(Records from a dataset)
++++
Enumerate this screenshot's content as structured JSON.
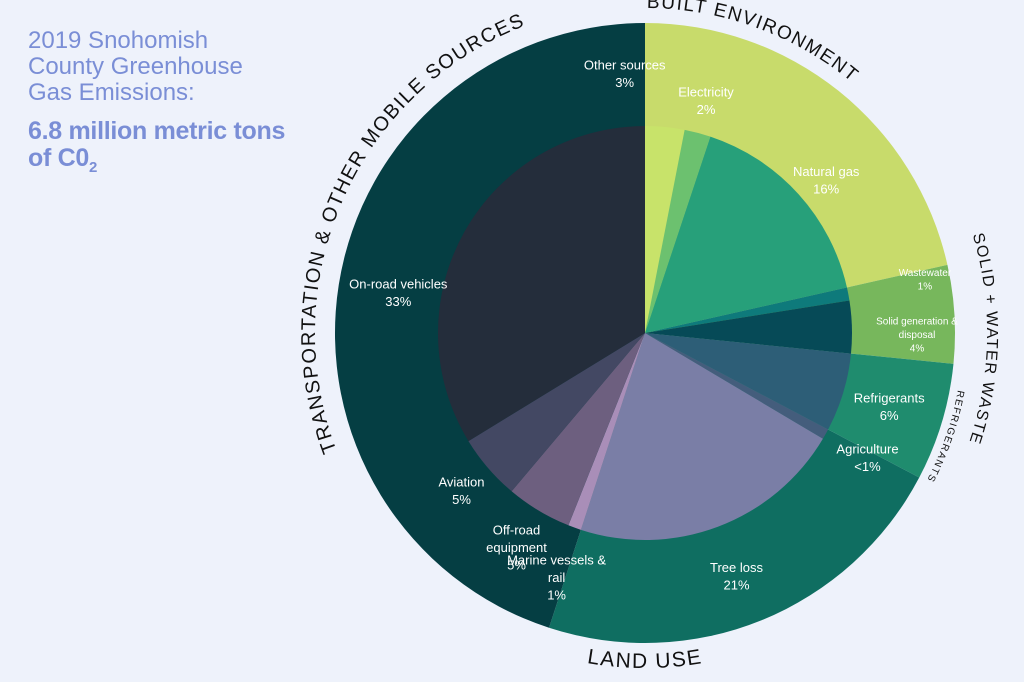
{
  "title": "2019 Snohomish County Greenhouse Gas Emissions:",
  "subtitle_main": "6.8 million metric tons of C0",
  "subtitle_sub": "2",
  "chart_data": {
    "type": "pie",
    "subtype": "sunburst",
    "rings": [
      "sector",
      "source"
    ],
    "total_label": "6.8 million metric tons of CO2",
    "groups": [
      {
        "name": "BUILT ENVIRONMENT",
        "color": "#c8db6b",
        "categories": [
          {
            "name": "Other sources",
            "label": "Other sources",
            "value_label": "3%",
            "value": 3,
            "color": "#c8e36a"
          },
          {
            "name": "Electricity",
            "label": "Electricity",
            "value_label": "2%",
            "value": 2,
            "color": "#6cc16f"
          },
          {
            "name": "Natural gas",
            "label": "Natural gas",
            "value_label": "16%",
            "value": 16,
            "color": "#27a07a"
          }
        ]
      },
      {
        "name": "SOLID + WATER WASTE",
        "color": "#77b75c",
        "categories": [
          {
            "name": "Wastewater",
            "label": "Wastewater",
            "value_label": "1%",
            "value": 1,
            "color": "#0e7a7b"
          },
          {
            "name": "Solid generation & disposal",
            "label": "Solid generation & disposal",
            "value_label": "4%",
            "value": 4,
            "color": "#064a57"
          }
        ]
      },
      {
        "name": "REFRIGERANTS",
        "color": "#1f8c6e",
        "categories": [
          {
            "name": "Refrigerants",
            "label": "Refrigerants",
            "value_label": "6%",
            "value": 6,
            "color": "#2d5e77"
          }
        ]
      },
      {
        "name": "LAND USE",
        "color": "#0f6e61",
        "categories": [
          {
            "name": "Agriculture",
            "label": "Agriculture",
            "value_label": "<1%",
            "value": 0.8,
            "color": "#445d7c"
          },
          {
            "name": "Tree loss",
            "label": "Tree loss",
            "value_label": "21%",
            "value": 21,
            "color": "#7a7ea6"
          }
        ]
      },
      {
        "name": "TRANSPORTATION & OTHER MOBILE SOURCES",
        "color": "#053e43",
        "categories": [
          {
            "name": "Marine vessels & rail",
            "label": "Marine vessels & rail",
            "value_label": "1%",
            "value": 1,
            "color": "#a98eb8"
          },
          {
            "name": "Off-road equipment",
            "label": "Off-road equipment",
            "value_label": "5%",
            "value": 5,
            "color": "#6d5f7f"
          },
          {
            "name": "Aviation",
            "label": "Aviation",
            "value_label": "5%",
            "value": 5,
            "color": "#434863"
          },
          {
            "name": "On-road vehicles",
            "label": "On-road vehicles",
            "value_label": "33%",
            "value": 33,
            "color": "#242d3b"
          }
        ]
      }
    ]
  }
}
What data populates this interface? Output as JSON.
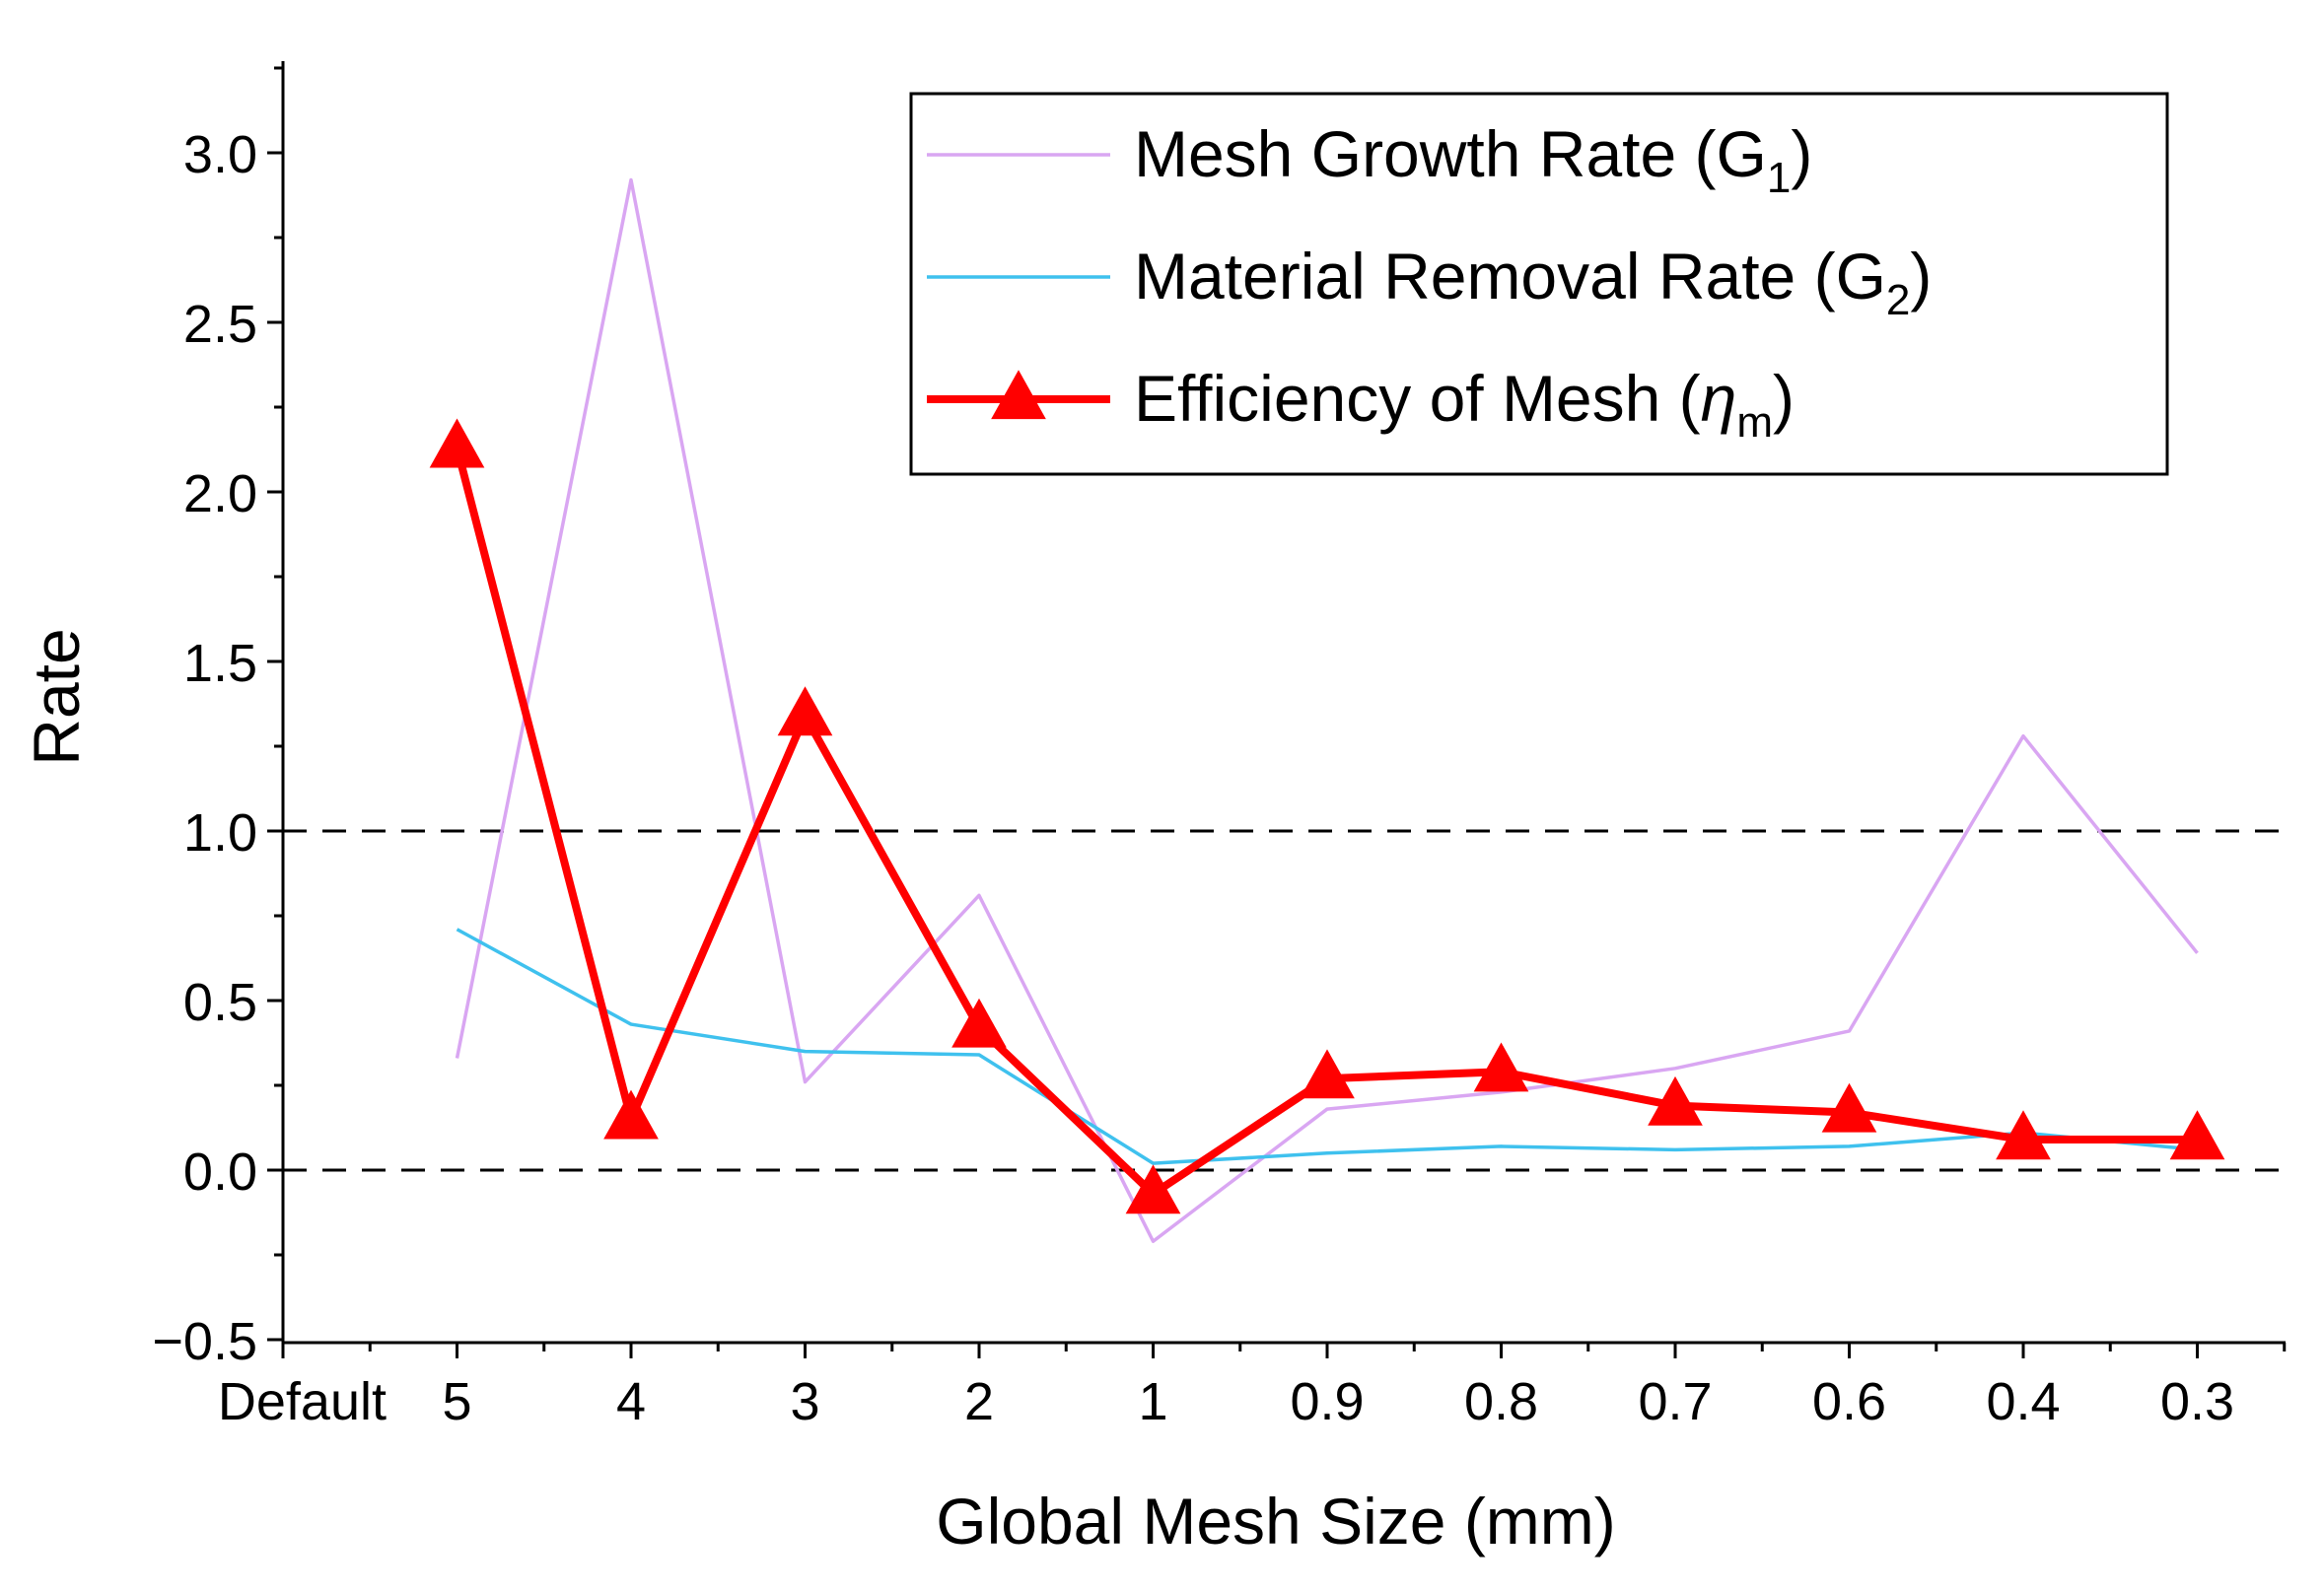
{
  "chart_data": {
    "type": "line",
    "xlabel": "Global Mesh Size (mm)",
    "ylabel": "Rate",
    "categories": [
      "Default",
      "5",
      "4",
      "3",
      "2",
      "1",
      "0.9",
      "0.8",
      "0.7",
      "0.6",
      "0.4",
      "0.3"
    ],
    "ylim": [
      -0.5,
      3.25
    ],
    "yticks": [
      -0.5,
      0.0,
      0.5,
      1.0,
      1.5,
      2.0,
      2.5,
      3.0
    ],
    "ytick_labels": [
      "−0.5",
      "0.0",
      "0.5",
      "1.0",
      "1.5",
      "2.0",
      "2.5",
      "3.0"
    ],
    "reference_lines": [
      1.0,
      0.0
    ],
    "grid": false,
    "legend_position": "top-right",
    "series": [
      {
        "name": "Mesh Growth Rate (G",
        "subscript": "1",
        "suffix": ")",
        "color": "#d9a6f2",
        "marker": "none",
        "values": [
          null,
          0.33,
          2.92,
          0.26,
          0.81,
          -0.21,
          0.18,
          0.23,
          0.3,
          0.41,
          1.28,
          0.64
        ]
      },
      {
        "name": "Material Removal Rate (G",
        "subscript": "2",
        "suffix": ")",
        "color": "#3fc1ee",
        "marker": "none",
        "values": [
          null,
          0.71,
          0.43,
          0.35,
          0.34,
          0.02,
          0.05,
          0.07,
          0.06,
          0.07,
          0.11,
          0.06
        ]
      },
      {
        "name": "Efficiency of Mesh (",
        "symbol": "η",
        "subscript": "m",
        "suffix": ")",
        "color": "#ff0000",
        "marker": "triangle",
        "values": [
          null,
          2.13,
          0.15,
          1.34,
          0.42,
          -0.07,
          0.27,
          0.29,
          0.19,
          0.17,
          0.09,
          0.09
        ]
      }
    ]
  }
}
++++
## Work to complete
Make an exact copy of all entries above, dropping the images.

## Answer
Enumerate this screenshot's content as structured JSON.
{
  "title": "2019 Snohomish County Greenhouse Gas Emissions:",
  "subtitle_main": "6.8 million metric tons of C0",
  "subtitle_sub": "2",
  "chart_data": {
    "type": "pie",
    "subtype": "sunburst",
    "rings": [
      "sector",
      "source"
    ],
    "total_label": "6.8 million metric tons of CO2",
    "groups": [
      {
        "name": "BUILT ENVIRONMENT",
        "color": "#c8db6b",
        "categories": [
          {
            "name": "Other sources",
            "label": "Other sources",
            "value_label": "3%",
            "value": 3,
            "color": "#c8e36a"
          },
          {
            "name": "Electricity",
            "label": "Electricity",
            "value_label": "2%",
            "value": 2,
            "color": "#6cc16f"
          },
          {
            "name": "Natural gas",
            "label": "Natural gas",
            "value_label": "16%",
            "value": 16,
            "color": "#27a07a"
          }
        ]
      },
      {
        "name": "SOLID + WATER WASTE",
        "color": "#77b75c",
        "categories": [
          {
            "name": "Wastewater",
            "label": "Wastewater",
            "value_label": "1%",
            "value": 1,
            "color": "#0e7a7b"
          },
          {
            "name": "Solid generation & disposal",
            "label": "Solid generation & disposal",
            "value_label": "4%",
            "value": 4,
            "color": "#064a57"
          }
        ]
      },
      {
        "name": "REFRIGERANTS",
        "color": "#1f8c6e",
        "categories": [
          {
            "name": "Refrigerants",
            "label": "Refrigerants",
            "value_label": "6%",
            "value": 6,
            "color": "#2d5e77"
          }
        ]
      },
      {
        "name": "LAND USE",
        "color": "#0f6e61",
        "categories": [
          {
            "name": "Agriculture",
            "label": "Agriculture",
            "value_label": "<1%",
            "value": 0.8,
            "color": "#445d7c"
          },
          {
            "name": "Tree loss",
            "label": "Tree loss",
            "value_label": "21%",
            "value": 21,
            "color": "#7a7ea6"
          }
        ]
      },
      {
        "name": "TRANSPORTATION & OTHER MOBILE SOURCES",
        "color": "#053e43",
        "categories": [
          {
            "name": "Marine vessels & rail",
            "label": "Marine vessels & rail",
            "value_label": "1%",
            "value": 1,
            "color": "#a98eb8"
          },
          {
            "name": "Off-road equipment",
            "label": "Off-road equipment",
            "value_label": "5%",
            "value": 5,
            "color": "#6d5f7f"
          },
          {
            "name": "Aviation",
            "label": "Aviation",
            "value_label": "5%",
            "value": 5,
            "color": "#434863"
          },
          {
            "name": "On-road vehicles",
            "label": "On-road vehicles",
            "value_label": "33%",
            "value": 33,
            "color": "#242d3b"
          }
        ]
      }
    ]
  }
}
What data populates this interface? Output as JSON.
{
  "chart_data": {
    "type": "line",
    "xlabel": "Global Mesh Size (mm)",
    "ylabel": "Rate",
    "categories": [
      "Default",
      "5",
      "4",
      "3",
      "2",
      "1",
      "0.9",
      "0.8",
      "0.7",
      "0.6",
      "0.4",
      "0.3"
    ],
    "ylim": [
      -0.5,
      3.25
    ],
    "yticks": [
      -0.5,
      0.0,
      0.5,
      1.0,
      1.5,
      2.0,
      2.5,
      3.0
    ],
    "ytick_labels": [
      "−0.5",
      "0.0",
      "0.5",
      "1.0",
      "1.5",
      "2.0",
      "2.5",
      "3.0"
    ],
    "reference_lines": [
      1.0,
      0.0
    ],
    "grid": false,
    "legend_position": "top-right",
    "series": [
      {
        "name": "Mesh Growth Rate (G",
        "subscript": "1",
        "suffix": ")",
        "color": "#d9a6f2",
        "marker": "none",
        "values": [
          null,
          0.33,
          2.92,
          0.26,
          0.81,
          -0.21,
          0.18,
          0.23,
          0.3,
          0.41,
          1.28,
          0.64
        ]
      },
      {
        "name": "Material Removal Rate (G",
        "subscript": "2",
        "suffix": ")",
        "color": "#3fc1ee",
        "marker": "none",
        "values": [
          null,
          0.71,
          0.43,
          0.35,
          0.34,
          0.02,
          0.05,
          0.07,
          0.06,
          0.07,
          0.11,
          0.06
        ]
      },
      {
        "name": "Efficiency of Mesh (",
        "symbol": "η",
        "subscript": "m",
        "suffix": ")",
        "color": "#ff0000",
        "marker": "triangle",
        "values": [
          null,
          2.13,
          0.15,
          1.34,
          0.42,
          -0.07,
          0.27,
          0.29,
          0.19,
          0.17,
          0.09,
          0.09
        ]
      }
    ]
  }
}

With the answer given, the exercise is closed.